--- The exercise ---
Work out how many lines in the entries contain the string "log₁₀", and give nothing but that number.

--- Task inputs ---
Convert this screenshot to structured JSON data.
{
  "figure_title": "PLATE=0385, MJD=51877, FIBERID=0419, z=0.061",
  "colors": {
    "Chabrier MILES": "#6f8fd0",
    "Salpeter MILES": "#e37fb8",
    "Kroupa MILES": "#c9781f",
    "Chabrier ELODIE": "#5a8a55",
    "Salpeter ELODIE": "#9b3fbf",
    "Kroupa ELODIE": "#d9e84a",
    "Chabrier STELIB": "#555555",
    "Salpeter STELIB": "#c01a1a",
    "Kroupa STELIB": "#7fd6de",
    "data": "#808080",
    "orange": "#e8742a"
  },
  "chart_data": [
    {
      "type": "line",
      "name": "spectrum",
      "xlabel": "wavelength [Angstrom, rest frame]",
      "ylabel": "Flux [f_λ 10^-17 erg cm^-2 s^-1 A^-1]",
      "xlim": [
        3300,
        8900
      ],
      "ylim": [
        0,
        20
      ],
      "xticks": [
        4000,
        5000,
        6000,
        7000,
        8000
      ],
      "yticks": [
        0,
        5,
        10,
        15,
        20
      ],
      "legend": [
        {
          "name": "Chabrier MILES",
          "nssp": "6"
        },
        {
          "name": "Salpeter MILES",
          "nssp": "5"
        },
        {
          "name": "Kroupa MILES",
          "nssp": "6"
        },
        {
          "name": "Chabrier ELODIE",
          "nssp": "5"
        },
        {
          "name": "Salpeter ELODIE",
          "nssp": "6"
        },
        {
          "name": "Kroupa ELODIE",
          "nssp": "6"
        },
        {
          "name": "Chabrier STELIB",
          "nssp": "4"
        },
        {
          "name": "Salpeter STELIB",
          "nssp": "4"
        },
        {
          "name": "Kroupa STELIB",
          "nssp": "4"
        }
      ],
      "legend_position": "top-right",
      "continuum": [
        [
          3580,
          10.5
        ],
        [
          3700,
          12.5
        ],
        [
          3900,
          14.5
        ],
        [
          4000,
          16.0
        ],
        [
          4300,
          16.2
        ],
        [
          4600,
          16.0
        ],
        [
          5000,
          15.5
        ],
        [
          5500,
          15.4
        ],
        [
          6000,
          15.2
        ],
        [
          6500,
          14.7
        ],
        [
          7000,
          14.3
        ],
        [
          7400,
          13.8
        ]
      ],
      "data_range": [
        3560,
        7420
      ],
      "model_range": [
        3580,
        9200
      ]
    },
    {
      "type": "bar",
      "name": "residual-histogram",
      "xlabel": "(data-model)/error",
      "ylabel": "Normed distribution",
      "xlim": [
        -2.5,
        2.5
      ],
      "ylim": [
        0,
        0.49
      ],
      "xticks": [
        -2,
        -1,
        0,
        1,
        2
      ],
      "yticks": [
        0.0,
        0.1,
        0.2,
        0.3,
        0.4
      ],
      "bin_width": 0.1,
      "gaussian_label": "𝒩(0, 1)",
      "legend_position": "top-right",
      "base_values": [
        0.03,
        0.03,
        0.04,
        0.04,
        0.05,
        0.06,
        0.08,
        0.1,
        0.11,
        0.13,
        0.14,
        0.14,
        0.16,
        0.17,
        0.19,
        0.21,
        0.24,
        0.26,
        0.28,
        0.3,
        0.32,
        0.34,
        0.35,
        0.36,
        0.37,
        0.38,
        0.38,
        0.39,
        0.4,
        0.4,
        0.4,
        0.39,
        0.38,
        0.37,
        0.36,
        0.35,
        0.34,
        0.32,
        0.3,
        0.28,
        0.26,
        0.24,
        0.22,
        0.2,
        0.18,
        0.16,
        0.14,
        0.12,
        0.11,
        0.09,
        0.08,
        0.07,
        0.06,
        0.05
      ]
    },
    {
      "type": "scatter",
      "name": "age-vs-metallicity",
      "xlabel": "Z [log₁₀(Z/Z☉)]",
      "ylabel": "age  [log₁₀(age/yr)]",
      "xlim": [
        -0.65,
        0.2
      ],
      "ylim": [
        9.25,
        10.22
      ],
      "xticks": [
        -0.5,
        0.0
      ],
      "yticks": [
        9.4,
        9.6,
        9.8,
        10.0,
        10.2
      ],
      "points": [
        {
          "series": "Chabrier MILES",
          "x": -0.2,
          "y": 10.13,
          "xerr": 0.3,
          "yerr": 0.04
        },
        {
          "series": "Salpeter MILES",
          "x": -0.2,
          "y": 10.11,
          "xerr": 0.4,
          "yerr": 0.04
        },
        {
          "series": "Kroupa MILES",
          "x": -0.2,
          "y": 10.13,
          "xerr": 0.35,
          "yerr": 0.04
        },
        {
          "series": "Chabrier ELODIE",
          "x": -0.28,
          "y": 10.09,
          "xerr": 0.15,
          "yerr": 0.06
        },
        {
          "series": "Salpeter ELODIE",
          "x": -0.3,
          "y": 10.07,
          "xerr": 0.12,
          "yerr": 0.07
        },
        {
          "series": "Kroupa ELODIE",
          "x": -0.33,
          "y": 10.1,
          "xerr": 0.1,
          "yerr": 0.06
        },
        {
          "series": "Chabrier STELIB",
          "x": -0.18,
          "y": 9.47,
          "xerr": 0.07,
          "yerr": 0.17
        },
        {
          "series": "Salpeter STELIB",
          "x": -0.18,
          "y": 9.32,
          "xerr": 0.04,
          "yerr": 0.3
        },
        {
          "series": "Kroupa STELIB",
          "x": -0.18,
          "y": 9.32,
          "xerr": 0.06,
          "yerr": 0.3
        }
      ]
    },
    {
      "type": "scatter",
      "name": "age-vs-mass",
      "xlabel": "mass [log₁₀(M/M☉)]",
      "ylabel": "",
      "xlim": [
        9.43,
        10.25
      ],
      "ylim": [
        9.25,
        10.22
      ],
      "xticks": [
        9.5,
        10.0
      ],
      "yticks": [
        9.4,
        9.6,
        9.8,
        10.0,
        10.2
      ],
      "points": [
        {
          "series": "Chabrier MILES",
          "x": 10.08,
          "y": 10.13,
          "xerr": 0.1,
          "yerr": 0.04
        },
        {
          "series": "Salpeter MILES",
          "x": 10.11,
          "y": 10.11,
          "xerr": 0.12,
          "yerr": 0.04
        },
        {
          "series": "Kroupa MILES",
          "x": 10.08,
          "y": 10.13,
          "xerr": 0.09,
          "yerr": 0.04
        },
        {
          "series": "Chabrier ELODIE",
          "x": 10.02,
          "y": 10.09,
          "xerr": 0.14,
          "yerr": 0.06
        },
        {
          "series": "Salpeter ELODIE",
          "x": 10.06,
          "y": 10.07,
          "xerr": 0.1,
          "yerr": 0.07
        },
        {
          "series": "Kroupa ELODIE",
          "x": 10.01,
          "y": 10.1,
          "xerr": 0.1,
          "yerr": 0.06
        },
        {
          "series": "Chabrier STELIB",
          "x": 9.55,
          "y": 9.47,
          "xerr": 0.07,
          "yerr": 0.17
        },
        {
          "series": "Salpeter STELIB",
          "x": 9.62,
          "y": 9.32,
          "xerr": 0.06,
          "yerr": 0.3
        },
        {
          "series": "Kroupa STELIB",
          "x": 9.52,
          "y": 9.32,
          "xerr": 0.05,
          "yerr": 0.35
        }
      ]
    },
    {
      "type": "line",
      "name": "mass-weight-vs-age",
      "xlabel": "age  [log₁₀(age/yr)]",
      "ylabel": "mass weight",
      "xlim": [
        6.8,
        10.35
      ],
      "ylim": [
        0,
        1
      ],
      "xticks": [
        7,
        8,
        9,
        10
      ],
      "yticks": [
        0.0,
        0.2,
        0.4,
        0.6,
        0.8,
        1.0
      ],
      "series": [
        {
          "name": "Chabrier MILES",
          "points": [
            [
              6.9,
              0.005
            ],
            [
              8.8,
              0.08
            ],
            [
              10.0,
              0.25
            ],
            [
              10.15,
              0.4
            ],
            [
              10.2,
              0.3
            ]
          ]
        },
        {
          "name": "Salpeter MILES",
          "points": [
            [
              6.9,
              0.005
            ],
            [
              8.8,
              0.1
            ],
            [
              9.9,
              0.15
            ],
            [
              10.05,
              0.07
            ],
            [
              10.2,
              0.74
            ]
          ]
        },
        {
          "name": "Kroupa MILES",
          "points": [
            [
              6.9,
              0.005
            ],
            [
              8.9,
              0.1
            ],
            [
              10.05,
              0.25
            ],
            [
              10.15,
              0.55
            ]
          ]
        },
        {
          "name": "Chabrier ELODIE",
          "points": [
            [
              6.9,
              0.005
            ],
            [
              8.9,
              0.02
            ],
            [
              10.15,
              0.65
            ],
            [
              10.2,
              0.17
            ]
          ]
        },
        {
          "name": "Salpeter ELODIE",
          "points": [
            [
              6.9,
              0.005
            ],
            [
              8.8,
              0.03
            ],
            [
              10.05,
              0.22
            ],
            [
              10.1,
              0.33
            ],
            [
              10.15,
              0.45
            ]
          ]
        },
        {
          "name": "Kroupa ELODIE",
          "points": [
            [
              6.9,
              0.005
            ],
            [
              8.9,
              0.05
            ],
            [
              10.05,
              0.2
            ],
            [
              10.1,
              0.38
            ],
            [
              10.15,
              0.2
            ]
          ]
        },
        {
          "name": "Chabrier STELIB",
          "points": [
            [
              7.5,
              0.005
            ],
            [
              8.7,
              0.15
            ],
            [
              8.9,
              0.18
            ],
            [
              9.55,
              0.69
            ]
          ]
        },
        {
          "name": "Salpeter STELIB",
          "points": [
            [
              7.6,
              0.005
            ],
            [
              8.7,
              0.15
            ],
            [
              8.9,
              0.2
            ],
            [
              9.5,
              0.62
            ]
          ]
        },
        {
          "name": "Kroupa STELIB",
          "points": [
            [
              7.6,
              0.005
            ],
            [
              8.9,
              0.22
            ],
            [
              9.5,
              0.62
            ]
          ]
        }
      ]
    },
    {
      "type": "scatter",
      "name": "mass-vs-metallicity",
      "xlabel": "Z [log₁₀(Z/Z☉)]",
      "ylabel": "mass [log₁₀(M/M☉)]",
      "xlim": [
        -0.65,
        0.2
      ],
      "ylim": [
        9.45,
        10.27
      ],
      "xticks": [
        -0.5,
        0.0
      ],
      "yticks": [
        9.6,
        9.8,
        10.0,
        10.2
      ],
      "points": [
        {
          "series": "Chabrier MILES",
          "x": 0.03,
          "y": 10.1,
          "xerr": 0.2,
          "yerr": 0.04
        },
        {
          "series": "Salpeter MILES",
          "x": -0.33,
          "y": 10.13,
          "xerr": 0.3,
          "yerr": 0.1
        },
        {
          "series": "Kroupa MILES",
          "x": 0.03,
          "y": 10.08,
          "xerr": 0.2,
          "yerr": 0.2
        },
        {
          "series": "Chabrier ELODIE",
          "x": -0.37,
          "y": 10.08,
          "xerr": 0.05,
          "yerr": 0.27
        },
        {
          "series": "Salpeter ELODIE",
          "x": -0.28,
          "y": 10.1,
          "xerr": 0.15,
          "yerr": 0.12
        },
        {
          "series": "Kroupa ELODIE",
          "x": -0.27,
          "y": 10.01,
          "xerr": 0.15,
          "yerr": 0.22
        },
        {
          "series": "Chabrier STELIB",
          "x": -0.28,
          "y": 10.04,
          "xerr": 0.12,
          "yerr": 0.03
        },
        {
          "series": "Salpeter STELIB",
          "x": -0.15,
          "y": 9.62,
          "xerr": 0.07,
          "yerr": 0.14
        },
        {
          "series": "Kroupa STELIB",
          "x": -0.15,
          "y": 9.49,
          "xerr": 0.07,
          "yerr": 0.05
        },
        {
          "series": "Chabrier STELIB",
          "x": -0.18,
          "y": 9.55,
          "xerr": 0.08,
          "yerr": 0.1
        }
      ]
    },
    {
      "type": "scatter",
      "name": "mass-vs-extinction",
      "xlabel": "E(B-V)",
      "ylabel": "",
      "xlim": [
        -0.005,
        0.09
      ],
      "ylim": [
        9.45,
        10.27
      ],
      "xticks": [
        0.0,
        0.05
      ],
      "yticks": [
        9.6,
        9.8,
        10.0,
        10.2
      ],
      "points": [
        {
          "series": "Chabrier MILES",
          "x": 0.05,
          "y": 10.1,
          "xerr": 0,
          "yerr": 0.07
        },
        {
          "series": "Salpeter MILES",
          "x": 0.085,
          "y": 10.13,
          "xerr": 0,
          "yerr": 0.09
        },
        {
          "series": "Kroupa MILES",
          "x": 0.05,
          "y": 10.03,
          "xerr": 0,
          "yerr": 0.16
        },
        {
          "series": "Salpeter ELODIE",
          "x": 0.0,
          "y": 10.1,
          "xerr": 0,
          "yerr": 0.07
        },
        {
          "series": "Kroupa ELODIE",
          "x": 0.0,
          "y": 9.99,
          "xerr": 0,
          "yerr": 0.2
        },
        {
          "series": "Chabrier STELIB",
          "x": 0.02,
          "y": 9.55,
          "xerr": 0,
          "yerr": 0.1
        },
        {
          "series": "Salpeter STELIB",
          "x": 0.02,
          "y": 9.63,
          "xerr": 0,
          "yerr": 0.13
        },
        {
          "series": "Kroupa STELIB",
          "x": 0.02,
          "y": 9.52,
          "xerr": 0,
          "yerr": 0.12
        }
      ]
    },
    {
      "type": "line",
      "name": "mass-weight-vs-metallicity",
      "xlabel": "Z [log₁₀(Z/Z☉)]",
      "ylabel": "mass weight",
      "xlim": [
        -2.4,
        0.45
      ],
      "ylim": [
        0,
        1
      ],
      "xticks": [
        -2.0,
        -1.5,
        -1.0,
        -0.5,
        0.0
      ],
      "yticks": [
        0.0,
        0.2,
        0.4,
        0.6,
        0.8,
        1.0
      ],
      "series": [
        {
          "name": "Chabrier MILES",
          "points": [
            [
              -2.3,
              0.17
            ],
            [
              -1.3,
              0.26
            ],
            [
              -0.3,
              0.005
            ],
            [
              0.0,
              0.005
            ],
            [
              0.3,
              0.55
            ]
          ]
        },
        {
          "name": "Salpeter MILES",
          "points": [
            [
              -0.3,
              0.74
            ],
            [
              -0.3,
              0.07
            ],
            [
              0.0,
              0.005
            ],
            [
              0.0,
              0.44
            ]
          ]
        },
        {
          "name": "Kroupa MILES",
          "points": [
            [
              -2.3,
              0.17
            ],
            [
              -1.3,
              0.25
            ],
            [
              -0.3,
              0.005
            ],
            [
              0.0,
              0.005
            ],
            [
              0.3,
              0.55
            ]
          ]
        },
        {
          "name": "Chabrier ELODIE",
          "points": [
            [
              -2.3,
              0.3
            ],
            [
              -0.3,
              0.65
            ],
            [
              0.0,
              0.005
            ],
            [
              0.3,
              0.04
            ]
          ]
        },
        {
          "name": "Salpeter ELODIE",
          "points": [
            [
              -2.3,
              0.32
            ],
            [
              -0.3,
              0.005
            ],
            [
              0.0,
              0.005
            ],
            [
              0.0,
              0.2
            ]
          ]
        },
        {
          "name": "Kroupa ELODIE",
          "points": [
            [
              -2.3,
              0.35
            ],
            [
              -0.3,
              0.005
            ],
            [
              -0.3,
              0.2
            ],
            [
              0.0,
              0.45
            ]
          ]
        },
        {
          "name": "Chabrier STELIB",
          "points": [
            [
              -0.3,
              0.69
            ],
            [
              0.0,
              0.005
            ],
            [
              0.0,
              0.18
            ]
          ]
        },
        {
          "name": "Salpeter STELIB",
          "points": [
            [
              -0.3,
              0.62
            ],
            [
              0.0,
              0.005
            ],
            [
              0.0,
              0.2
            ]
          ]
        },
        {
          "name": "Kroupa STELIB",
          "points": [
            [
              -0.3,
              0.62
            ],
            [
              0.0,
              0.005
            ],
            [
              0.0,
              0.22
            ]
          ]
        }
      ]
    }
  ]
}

...

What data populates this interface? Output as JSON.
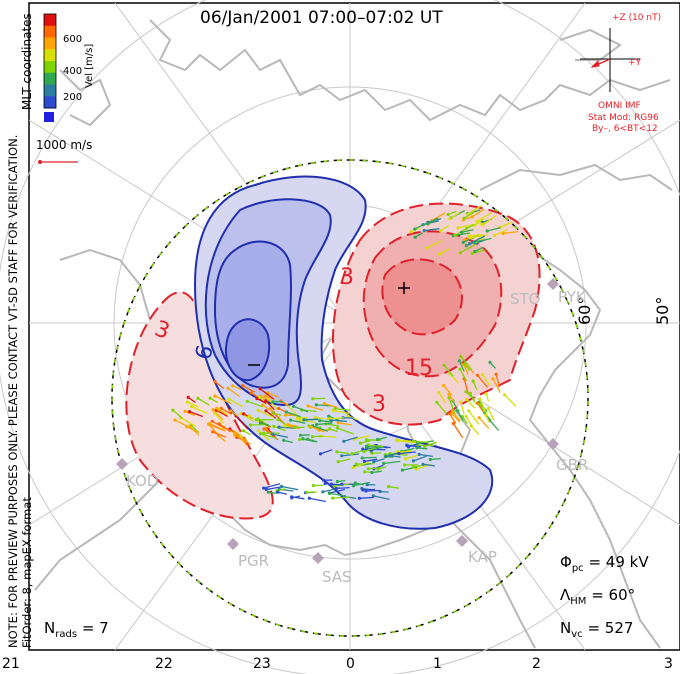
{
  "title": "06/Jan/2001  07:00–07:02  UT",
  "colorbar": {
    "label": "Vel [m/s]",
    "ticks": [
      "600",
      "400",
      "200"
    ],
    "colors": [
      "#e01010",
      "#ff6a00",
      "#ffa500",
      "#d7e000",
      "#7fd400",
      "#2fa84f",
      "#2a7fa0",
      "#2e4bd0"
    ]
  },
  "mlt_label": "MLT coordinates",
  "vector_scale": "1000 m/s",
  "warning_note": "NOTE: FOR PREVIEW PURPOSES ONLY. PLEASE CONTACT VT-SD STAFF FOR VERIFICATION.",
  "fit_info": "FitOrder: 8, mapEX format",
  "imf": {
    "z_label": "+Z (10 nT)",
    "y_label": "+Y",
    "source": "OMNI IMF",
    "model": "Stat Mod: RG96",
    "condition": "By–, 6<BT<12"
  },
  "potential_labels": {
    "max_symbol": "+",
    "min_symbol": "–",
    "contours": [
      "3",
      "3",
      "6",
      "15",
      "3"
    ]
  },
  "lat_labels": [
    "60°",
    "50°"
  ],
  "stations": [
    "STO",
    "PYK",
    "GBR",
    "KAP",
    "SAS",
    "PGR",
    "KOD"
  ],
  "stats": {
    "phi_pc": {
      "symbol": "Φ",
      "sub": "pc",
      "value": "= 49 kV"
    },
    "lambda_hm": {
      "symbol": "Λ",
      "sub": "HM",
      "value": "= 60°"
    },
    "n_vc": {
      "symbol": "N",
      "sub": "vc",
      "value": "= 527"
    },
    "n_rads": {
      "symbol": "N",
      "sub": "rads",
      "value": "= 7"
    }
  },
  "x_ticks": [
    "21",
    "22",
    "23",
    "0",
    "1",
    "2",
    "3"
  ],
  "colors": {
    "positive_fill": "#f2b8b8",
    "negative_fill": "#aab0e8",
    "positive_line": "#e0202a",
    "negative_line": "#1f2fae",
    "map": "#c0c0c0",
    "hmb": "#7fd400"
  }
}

--

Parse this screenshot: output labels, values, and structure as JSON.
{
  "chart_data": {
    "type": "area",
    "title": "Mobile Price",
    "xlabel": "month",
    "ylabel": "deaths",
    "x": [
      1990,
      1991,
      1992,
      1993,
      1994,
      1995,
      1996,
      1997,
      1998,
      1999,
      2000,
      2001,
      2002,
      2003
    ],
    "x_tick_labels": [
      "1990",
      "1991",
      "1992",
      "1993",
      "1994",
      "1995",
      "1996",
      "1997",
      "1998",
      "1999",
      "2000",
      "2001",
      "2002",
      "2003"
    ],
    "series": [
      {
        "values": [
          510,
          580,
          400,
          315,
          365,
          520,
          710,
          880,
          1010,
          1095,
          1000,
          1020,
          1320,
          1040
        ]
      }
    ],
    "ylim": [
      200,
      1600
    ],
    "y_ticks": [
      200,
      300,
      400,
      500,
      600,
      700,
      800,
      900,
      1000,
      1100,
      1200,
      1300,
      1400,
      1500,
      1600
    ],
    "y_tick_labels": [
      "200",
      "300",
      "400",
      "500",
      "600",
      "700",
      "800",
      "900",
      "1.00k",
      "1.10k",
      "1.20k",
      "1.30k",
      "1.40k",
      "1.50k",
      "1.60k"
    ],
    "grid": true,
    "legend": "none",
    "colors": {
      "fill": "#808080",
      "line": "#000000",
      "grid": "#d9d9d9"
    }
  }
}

--- Correct result ---
7